> **AIM**
Your task is to locate every line holding the string "almuerzo" and to copy each of them.

—————

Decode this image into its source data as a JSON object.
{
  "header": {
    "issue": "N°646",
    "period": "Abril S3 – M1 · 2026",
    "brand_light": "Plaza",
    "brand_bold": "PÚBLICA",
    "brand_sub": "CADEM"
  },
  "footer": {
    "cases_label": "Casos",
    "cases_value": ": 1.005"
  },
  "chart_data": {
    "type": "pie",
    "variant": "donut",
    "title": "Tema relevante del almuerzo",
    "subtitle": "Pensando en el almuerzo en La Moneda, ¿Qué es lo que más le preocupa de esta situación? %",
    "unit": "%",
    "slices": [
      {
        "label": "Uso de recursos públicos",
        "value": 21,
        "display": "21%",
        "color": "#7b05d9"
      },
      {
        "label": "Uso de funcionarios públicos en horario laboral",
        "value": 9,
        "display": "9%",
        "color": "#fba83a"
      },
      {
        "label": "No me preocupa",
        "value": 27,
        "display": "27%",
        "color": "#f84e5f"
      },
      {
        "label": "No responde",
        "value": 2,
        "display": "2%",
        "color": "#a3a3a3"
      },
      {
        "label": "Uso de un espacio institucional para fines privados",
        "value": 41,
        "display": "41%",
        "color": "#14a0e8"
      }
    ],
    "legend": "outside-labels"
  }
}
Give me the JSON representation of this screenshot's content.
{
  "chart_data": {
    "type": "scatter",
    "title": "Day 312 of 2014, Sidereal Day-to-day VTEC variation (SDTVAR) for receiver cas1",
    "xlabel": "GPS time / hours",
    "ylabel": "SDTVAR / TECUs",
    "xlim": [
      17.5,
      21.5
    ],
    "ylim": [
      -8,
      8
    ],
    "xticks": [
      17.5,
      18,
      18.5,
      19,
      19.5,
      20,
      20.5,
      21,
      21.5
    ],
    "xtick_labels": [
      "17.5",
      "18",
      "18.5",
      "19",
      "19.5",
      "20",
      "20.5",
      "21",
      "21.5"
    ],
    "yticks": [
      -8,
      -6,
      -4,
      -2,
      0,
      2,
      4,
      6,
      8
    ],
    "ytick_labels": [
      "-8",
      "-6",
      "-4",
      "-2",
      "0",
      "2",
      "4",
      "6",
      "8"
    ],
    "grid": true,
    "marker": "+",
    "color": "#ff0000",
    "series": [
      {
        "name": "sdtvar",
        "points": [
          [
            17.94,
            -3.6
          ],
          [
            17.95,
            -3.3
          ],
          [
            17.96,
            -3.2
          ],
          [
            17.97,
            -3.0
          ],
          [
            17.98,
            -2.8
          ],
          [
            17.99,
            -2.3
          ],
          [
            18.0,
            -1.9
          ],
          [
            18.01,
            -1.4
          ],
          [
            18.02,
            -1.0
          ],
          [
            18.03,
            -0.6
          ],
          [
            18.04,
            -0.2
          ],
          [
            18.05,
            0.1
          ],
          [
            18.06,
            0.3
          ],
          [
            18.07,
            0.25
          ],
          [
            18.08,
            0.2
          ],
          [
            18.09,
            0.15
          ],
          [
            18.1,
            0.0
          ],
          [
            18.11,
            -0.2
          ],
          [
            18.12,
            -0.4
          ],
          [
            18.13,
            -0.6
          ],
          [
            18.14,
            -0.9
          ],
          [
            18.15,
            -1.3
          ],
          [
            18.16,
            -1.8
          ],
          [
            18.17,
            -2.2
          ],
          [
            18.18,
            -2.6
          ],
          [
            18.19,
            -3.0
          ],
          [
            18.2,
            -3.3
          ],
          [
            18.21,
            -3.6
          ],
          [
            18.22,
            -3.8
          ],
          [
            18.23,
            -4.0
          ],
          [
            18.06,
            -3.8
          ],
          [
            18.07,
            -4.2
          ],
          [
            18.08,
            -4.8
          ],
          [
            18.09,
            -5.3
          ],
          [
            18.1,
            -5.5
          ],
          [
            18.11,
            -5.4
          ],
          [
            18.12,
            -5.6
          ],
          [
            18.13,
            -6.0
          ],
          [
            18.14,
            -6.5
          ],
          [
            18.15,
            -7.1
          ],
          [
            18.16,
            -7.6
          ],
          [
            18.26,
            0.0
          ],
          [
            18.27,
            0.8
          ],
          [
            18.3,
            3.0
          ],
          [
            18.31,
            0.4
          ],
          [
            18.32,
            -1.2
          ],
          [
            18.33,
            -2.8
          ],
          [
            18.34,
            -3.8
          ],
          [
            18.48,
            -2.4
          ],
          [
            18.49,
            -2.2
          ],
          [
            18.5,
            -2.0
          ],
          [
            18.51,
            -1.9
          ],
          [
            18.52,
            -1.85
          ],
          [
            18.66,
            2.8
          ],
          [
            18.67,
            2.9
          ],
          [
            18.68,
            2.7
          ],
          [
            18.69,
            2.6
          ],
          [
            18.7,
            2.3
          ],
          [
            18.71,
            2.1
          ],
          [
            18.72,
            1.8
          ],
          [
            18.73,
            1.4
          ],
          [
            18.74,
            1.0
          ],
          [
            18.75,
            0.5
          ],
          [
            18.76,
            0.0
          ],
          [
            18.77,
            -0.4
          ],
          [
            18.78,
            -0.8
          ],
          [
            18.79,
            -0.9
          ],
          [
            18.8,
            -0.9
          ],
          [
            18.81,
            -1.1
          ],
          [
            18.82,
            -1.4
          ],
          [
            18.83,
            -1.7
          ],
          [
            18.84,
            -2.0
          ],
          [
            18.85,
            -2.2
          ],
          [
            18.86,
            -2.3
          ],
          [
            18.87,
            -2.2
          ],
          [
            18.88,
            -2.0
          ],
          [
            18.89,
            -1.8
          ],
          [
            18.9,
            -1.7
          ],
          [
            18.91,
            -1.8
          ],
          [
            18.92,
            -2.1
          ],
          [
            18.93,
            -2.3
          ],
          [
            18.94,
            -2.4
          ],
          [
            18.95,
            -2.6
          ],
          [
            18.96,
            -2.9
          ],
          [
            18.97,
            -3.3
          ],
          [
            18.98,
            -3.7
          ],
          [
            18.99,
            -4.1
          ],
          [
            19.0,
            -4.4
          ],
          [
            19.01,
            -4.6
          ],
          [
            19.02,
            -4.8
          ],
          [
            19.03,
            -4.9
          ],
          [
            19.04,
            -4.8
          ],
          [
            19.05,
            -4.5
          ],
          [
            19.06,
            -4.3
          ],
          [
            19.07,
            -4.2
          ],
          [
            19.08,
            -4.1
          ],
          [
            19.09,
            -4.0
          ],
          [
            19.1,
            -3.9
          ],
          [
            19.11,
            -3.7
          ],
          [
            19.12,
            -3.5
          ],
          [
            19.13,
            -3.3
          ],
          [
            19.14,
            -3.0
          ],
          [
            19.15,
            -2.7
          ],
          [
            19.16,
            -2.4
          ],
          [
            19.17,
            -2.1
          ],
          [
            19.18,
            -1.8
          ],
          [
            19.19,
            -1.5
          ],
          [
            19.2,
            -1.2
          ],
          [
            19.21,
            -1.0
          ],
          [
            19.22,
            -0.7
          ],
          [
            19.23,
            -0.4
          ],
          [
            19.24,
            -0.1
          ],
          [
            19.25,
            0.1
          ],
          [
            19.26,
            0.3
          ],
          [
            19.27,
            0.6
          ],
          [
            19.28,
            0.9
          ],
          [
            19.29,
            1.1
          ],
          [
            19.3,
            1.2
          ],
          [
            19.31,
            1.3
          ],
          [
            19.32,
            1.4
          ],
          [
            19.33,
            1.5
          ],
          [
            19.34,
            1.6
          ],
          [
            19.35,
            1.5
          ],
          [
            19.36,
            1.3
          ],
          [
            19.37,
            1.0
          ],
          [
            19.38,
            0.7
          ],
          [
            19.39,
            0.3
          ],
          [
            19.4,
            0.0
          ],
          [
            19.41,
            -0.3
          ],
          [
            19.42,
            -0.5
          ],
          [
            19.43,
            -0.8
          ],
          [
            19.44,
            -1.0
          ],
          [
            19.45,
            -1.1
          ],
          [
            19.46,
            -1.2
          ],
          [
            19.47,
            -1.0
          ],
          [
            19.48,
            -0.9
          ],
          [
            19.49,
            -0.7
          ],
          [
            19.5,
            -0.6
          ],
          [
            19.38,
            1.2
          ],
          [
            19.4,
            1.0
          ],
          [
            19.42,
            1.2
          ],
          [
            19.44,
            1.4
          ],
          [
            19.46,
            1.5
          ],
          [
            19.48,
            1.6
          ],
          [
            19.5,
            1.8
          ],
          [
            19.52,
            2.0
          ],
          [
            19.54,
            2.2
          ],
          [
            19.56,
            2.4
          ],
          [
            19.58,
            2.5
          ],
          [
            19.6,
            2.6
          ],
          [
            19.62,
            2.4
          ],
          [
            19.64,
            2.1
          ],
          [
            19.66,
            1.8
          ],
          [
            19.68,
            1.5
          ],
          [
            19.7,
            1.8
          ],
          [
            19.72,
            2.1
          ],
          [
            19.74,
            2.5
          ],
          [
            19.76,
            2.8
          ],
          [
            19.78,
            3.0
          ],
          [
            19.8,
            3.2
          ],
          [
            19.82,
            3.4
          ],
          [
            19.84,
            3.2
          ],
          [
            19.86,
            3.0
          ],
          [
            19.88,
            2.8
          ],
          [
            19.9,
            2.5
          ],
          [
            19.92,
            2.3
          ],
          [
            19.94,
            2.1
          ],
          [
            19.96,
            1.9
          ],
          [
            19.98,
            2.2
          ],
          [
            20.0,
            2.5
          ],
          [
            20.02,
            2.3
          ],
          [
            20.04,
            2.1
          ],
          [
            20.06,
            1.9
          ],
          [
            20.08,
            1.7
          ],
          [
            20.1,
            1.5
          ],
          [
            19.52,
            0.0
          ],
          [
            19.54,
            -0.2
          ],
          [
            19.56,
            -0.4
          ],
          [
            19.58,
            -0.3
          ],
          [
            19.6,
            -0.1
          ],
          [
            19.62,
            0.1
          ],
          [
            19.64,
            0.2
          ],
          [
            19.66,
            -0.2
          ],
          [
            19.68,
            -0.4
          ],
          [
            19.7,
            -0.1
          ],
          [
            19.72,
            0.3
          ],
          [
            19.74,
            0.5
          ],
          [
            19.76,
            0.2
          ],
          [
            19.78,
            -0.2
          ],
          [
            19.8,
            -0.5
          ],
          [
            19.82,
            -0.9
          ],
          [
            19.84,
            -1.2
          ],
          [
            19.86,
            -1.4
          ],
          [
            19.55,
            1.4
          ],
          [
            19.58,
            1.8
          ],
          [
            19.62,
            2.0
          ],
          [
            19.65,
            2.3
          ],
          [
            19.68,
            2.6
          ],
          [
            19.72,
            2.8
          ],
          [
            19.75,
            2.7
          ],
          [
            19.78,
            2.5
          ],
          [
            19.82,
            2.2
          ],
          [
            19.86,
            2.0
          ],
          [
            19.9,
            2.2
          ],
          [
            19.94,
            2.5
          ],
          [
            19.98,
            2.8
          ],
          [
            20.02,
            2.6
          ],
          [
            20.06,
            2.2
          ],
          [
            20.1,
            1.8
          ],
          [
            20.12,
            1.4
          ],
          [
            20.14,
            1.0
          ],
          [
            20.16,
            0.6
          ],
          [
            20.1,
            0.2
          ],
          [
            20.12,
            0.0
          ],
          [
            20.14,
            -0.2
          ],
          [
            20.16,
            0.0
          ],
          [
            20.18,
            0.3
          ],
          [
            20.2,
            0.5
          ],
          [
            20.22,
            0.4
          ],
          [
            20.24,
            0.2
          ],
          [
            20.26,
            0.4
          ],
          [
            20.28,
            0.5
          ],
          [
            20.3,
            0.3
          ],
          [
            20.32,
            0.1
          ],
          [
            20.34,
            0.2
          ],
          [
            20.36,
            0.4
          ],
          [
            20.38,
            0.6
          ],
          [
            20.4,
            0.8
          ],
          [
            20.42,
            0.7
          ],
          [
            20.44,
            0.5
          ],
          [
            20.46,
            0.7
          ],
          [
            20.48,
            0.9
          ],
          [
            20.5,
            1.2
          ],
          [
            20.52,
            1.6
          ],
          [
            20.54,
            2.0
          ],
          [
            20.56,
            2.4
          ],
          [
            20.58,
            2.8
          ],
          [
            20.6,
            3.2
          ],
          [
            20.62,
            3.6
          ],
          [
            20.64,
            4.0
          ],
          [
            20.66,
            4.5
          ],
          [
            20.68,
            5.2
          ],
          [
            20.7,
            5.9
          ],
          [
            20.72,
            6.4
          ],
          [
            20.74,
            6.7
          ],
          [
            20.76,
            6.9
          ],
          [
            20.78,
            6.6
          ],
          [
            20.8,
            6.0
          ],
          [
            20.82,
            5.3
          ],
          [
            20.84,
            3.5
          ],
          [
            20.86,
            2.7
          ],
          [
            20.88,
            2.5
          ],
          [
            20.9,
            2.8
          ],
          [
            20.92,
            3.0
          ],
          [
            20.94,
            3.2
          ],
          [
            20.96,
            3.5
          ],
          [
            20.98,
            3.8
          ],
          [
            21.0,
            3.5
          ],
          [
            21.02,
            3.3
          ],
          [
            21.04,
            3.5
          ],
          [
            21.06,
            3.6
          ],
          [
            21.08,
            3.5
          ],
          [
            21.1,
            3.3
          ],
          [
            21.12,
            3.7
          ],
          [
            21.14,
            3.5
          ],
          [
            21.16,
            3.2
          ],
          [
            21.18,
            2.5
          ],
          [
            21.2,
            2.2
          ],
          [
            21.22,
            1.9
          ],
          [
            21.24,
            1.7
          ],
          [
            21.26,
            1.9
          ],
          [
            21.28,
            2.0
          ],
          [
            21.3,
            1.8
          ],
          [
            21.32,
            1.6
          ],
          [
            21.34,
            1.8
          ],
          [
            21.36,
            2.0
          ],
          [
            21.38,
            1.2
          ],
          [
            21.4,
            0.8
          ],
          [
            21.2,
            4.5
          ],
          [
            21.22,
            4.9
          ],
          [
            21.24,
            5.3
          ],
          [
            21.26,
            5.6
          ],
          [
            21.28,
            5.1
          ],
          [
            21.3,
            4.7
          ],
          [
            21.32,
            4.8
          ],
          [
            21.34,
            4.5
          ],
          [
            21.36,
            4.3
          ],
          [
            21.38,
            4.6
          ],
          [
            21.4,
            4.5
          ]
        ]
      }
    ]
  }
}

—————

> **CORRECT RESULT**
    "title": "Tema relevante del almuerzo",
    "subtitle": "Pensando en el almuerzo en La Moneda, ¿Qué es lo que más le preocupa de esta situación? %",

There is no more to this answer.